» Work instructions
Scan the material for the word "июнь", and copy each line where it shows up.

» Given data
--------------------

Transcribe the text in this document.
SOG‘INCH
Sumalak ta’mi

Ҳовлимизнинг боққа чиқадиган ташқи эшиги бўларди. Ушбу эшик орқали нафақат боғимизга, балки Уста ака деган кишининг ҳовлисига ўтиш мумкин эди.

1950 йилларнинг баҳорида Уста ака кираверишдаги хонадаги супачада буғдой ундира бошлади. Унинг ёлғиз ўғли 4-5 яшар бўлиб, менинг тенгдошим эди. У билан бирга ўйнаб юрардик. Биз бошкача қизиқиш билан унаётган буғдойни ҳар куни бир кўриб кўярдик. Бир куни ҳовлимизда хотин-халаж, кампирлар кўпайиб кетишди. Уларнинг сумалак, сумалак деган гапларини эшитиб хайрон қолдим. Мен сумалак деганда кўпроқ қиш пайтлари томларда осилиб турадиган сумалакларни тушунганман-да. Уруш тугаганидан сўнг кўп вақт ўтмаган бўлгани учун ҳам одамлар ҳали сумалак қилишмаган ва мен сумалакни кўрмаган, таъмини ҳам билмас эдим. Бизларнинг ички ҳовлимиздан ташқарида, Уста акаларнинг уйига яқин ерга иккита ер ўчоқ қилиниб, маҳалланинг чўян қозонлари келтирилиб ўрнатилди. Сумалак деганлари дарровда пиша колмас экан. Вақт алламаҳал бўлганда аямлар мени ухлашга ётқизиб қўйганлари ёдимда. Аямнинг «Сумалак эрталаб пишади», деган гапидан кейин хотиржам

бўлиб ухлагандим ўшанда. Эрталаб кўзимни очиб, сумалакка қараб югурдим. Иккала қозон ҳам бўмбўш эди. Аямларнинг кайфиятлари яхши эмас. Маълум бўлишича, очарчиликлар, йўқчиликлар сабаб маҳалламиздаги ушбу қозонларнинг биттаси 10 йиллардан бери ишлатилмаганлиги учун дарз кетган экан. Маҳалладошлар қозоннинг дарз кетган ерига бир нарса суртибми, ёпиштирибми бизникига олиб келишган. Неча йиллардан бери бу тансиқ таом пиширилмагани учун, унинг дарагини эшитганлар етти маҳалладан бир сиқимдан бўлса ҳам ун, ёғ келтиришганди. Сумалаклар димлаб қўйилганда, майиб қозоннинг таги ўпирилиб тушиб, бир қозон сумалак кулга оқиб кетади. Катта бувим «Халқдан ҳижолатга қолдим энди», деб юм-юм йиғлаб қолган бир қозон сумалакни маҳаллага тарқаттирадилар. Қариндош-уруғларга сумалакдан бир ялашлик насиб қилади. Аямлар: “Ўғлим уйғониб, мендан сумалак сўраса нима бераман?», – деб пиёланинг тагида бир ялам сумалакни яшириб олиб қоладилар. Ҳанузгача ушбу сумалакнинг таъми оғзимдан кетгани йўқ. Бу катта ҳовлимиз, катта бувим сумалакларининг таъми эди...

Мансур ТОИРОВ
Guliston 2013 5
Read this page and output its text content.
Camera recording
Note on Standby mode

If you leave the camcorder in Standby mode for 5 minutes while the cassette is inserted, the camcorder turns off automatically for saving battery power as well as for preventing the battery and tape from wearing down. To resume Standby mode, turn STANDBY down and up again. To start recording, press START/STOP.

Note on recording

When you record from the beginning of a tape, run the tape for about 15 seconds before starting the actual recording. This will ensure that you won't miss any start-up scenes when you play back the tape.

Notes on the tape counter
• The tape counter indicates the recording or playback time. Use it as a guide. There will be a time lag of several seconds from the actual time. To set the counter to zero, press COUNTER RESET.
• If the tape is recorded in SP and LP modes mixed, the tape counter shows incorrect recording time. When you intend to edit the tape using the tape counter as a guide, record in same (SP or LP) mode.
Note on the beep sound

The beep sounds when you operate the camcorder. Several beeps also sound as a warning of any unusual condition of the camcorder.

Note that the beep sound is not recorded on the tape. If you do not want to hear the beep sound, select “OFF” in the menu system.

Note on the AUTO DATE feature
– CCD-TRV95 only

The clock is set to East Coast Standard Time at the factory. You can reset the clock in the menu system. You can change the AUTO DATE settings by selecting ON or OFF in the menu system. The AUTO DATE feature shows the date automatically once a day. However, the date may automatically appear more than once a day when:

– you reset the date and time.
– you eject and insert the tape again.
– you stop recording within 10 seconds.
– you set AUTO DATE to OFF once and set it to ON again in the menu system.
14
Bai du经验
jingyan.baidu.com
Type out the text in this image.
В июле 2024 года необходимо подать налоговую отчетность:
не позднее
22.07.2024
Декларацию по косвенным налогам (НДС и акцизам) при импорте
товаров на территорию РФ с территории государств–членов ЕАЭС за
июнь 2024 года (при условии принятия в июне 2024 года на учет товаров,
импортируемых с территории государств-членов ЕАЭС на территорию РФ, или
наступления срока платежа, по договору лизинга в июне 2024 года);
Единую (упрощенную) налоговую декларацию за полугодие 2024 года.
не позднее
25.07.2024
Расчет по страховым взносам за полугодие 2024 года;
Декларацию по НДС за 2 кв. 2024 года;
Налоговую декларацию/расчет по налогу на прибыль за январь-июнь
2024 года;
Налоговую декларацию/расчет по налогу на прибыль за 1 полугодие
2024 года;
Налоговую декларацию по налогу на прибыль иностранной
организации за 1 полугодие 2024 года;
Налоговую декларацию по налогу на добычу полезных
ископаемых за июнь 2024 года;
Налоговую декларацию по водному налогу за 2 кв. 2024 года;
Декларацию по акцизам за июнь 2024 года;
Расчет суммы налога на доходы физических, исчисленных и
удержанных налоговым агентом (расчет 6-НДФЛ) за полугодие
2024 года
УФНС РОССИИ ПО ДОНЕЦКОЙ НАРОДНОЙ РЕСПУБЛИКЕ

--------------------

» Output for this exercise
июнь 2024 года (при условии принятия в июне 2024 года на учет товаров,
Налоговую декларацию/расчет по налогу на прибыль за январь-июнь
ископаемых за июнь 2024 года;
Декларацию по акцизам за июнь 2024 года;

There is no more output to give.